→ **PASSAGE SHOWN**
____________

Social Media: Some Reminders
Over the last couple of weeks, I have witnessed some behavior online that has really made me rub my eyes in disbelief. Considering that I primarily use Social Media for professional reasons, and thus am mostly surrounded by people who are using it for the same reasons, my expectations are pretty high. I think maybe people just need to be reminded of a few things.
1. Social Media is called Social Media because part of the idea is to be social. Being social often involves mixing it up with other people. Even though you cannot see them, hear them, or touch them, all of your comments and tweets and likes and dislikes are pinging other human beings. Unless you are pinging bots. They probably don’t care how you treat them, and it’ll only come back to bite us when they take over the world. Be nice.
2. People work really hard, and what you see online is probably just a small portion of all of the work going on. Therefore, tearing someone’s work to shreds and saying “It’s not personal” will not always work, because it will feel pretty personal to that person.
3. Negativity tends to be negative. Even if it has a justifiable point, many people define negativity as being negative. Negative makes me sad. Don’t make me sad.

____________

→ **WRITTEN INSTRUCTION A**
Print the stretch of the social media reminders from "2. People work" through "make me sad.".
→ **WRITTEN INSTRUCTION B**
According to the social media reminders, for what reasons does the writer primarily use Social Media?
→ **WRITTEN INSTRUCTION C**
In the social media reminders, list every kind of online activity said to be pinging other human beings.

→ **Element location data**
____________

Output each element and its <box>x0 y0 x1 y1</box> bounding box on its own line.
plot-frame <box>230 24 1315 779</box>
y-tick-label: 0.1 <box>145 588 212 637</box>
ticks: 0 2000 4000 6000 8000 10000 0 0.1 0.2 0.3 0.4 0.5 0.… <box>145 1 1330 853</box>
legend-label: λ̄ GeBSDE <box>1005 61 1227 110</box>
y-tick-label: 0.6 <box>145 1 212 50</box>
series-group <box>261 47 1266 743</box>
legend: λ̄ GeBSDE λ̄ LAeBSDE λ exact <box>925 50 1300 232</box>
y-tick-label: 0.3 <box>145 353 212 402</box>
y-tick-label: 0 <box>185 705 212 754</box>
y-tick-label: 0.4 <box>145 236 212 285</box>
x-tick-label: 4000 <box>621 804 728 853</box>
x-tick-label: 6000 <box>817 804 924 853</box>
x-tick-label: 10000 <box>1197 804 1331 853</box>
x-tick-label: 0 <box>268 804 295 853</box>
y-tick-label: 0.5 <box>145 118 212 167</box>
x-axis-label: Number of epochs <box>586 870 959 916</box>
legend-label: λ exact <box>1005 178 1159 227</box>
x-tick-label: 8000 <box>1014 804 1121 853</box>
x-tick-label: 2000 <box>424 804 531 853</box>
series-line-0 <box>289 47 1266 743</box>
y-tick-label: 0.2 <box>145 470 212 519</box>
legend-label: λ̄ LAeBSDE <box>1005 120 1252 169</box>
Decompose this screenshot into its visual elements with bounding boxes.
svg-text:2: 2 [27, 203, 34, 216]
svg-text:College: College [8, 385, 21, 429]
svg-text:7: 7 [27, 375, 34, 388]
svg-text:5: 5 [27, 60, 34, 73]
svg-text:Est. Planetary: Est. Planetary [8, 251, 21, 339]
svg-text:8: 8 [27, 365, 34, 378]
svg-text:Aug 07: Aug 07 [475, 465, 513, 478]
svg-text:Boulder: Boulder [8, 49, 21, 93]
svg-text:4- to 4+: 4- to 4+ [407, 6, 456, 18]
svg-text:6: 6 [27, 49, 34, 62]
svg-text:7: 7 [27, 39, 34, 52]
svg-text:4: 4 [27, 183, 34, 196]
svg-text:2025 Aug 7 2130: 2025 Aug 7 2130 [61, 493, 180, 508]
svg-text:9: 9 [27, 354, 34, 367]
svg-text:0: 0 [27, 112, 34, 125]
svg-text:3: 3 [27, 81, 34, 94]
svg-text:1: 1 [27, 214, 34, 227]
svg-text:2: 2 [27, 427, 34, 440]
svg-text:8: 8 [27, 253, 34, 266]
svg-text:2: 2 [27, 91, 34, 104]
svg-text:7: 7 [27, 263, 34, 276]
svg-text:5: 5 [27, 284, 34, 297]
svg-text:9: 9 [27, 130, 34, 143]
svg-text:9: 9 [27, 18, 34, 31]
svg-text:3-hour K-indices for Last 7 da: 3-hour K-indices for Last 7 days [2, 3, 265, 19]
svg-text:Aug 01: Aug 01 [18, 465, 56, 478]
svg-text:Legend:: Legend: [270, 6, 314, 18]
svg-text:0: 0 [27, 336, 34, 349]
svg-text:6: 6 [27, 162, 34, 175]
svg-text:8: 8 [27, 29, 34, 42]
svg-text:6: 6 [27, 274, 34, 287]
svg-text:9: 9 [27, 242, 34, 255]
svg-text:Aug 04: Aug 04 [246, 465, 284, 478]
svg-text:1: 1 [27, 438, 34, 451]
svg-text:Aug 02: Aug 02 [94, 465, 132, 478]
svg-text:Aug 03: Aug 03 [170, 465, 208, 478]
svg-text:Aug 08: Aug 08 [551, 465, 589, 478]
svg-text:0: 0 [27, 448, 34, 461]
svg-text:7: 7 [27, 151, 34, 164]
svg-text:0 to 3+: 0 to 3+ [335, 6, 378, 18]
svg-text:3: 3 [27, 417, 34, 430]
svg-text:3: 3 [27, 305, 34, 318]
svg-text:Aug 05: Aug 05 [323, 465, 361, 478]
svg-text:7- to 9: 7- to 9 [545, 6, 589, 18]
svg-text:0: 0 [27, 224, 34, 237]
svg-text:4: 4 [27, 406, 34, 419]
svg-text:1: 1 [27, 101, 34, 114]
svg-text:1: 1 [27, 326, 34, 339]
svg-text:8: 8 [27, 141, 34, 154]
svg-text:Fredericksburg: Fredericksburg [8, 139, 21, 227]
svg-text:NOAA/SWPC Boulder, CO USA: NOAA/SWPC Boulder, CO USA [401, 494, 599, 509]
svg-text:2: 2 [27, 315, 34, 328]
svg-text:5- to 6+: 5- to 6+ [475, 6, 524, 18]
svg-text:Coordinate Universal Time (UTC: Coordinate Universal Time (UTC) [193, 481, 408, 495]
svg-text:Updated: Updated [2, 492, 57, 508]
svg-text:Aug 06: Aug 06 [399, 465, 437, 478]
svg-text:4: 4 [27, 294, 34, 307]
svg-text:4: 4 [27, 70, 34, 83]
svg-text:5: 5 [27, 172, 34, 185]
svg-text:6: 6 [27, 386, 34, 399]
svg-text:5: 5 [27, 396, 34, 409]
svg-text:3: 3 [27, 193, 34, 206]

____________

→ **CORRECT RESPONSE A**
2. People work really hard, and what you see online is probably just a small portion of all of the work going on. Therefore, tearing someone’s work to shreds and saying “It’s not personal” will not always work, because it will feel pretty personal to that person.
3. Negativity tends to be negative. Even if it has a justifiable point, many people define negativity as being negative. Negative makes me sad. Don’t make me sad.

→ **CORRECT RESPONSE B**
Professional reasons.

→ **CORRECT RESPONSE C**
Comments, tweets, likes, dislikes